» **The task**:
Filter out everything except lines holding "华佗再造丸等".

» **Given entries**:
::::

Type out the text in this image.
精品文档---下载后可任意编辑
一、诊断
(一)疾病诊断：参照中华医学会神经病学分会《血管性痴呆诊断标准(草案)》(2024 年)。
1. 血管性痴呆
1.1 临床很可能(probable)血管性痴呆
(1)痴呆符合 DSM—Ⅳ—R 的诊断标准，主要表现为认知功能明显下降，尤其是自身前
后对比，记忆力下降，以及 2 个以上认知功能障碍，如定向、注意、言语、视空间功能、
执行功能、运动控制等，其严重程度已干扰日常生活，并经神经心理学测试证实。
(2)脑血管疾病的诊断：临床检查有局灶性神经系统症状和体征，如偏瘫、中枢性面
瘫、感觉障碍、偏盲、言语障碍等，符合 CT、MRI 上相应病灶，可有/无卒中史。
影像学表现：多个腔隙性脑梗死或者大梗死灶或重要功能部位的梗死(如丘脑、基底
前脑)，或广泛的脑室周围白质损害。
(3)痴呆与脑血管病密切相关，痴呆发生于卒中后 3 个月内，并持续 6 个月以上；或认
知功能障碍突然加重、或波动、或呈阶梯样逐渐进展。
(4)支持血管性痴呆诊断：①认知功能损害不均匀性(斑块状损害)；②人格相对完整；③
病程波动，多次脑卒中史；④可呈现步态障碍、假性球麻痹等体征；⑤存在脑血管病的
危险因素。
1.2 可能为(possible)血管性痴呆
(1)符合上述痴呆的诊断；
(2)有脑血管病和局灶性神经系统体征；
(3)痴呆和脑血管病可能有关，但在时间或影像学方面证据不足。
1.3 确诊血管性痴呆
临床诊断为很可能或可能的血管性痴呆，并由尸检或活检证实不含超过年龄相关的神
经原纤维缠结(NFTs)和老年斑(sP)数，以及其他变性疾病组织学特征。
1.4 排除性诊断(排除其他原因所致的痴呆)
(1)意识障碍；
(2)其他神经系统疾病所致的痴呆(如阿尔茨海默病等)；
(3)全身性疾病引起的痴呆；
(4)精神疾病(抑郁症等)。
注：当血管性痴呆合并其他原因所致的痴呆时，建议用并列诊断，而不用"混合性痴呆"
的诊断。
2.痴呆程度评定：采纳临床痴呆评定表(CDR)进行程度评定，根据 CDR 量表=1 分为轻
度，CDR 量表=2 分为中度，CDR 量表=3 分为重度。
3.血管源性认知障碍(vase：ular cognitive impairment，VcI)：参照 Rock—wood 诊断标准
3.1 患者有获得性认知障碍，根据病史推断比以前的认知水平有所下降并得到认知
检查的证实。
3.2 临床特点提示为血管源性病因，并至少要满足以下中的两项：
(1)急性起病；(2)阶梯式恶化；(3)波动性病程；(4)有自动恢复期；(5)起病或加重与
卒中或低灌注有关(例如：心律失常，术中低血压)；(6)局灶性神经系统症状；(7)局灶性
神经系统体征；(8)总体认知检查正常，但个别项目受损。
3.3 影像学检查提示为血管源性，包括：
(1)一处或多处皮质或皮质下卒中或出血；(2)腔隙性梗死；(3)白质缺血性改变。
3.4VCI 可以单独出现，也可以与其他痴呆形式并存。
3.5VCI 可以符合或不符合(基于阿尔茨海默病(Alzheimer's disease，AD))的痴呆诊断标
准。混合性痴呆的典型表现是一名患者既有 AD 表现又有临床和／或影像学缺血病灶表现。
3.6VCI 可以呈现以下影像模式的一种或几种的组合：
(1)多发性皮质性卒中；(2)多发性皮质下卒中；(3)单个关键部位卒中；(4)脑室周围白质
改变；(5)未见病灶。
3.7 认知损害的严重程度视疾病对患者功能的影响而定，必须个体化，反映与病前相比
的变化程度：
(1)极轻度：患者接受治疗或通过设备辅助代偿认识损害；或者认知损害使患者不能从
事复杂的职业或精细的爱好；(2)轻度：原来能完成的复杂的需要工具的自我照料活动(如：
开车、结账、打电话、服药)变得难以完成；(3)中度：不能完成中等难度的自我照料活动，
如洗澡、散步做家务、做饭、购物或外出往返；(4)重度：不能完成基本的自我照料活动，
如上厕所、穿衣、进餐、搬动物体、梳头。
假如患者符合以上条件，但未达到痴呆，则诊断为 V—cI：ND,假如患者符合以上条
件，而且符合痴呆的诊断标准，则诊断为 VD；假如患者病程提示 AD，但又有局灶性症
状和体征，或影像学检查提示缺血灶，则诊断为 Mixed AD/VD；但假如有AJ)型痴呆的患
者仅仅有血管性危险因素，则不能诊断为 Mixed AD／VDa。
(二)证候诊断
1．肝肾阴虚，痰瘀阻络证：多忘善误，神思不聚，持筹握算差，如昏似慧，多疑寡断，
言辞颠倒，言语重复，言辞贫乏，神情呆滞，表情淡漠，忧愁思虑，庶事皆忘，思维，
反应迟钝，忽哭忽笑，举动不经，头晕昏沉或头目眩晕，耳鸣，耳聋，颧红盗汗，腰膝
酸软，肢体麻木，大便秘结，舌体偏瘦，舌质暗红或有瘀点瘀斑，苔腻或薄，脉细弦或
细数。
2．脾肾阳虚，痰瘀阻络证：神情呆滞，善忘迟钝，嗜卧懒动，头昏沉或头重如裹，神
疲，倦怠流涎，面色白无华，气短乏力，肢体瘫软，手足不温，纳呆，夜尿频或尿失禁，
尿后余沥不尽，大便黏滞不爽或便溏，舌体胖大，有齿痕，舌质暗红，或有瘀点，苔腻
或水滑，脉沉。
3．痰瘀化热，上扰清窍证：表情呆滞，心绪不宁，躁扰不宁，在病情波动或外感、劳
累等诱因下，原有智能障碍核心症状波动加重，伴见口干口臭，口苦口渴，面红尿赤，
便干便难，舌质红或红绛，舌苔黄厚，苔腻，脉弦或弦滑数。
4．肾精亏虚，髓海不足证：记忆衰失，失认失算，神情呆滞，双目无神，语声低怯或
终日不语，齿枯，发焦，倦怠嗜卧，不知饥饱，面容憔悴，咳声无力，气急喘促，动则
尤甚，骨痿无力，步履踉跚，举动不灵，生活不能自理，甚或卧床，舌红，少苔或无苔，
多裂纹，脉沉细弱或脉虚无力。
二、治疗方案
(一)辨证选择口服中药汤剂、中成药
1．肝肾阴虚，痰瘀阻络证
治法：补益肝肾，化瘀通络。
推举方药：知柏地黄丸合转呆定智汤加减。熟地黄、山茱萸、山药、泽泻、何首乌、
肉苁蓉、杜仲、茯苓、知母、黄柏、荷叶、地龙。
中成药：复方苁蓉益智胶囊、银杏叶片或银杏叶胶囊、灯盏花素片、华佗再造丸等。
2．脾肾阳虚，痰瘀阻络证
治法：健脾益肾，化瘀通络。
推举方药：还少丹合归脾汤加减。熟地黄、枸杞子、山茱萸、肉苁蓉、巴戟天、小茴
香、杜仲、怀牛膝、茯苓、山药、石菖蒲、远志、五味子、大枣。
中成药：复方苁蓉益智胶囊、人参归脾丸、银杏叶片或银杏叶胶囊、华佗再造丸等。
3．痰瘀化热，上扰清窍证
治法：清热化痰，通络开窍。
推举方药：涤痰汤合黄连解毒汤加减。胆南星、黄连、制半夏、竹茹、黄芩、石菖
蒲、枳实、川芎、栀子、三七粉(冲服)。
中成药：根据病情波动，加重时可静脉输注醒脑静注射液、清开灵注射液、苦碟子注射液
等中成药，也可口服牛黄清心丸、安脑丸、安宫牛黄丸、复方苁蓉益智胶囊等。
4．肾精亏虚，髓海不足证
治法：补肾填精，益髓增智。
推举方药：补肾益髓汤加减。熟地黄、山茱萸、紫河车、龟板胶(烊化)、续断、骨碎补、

::::

» **Solution for this exercise**:
中成药：复方苁蓉益智胶囊、银杏叶片或银杏叶胶囊、灯盏花素片、华佗再造丸等。
中成药：复方苁蓉益智胶囊、人参归脾丸、银杏叶片或银杏叶胶囊、华佗再造丸等。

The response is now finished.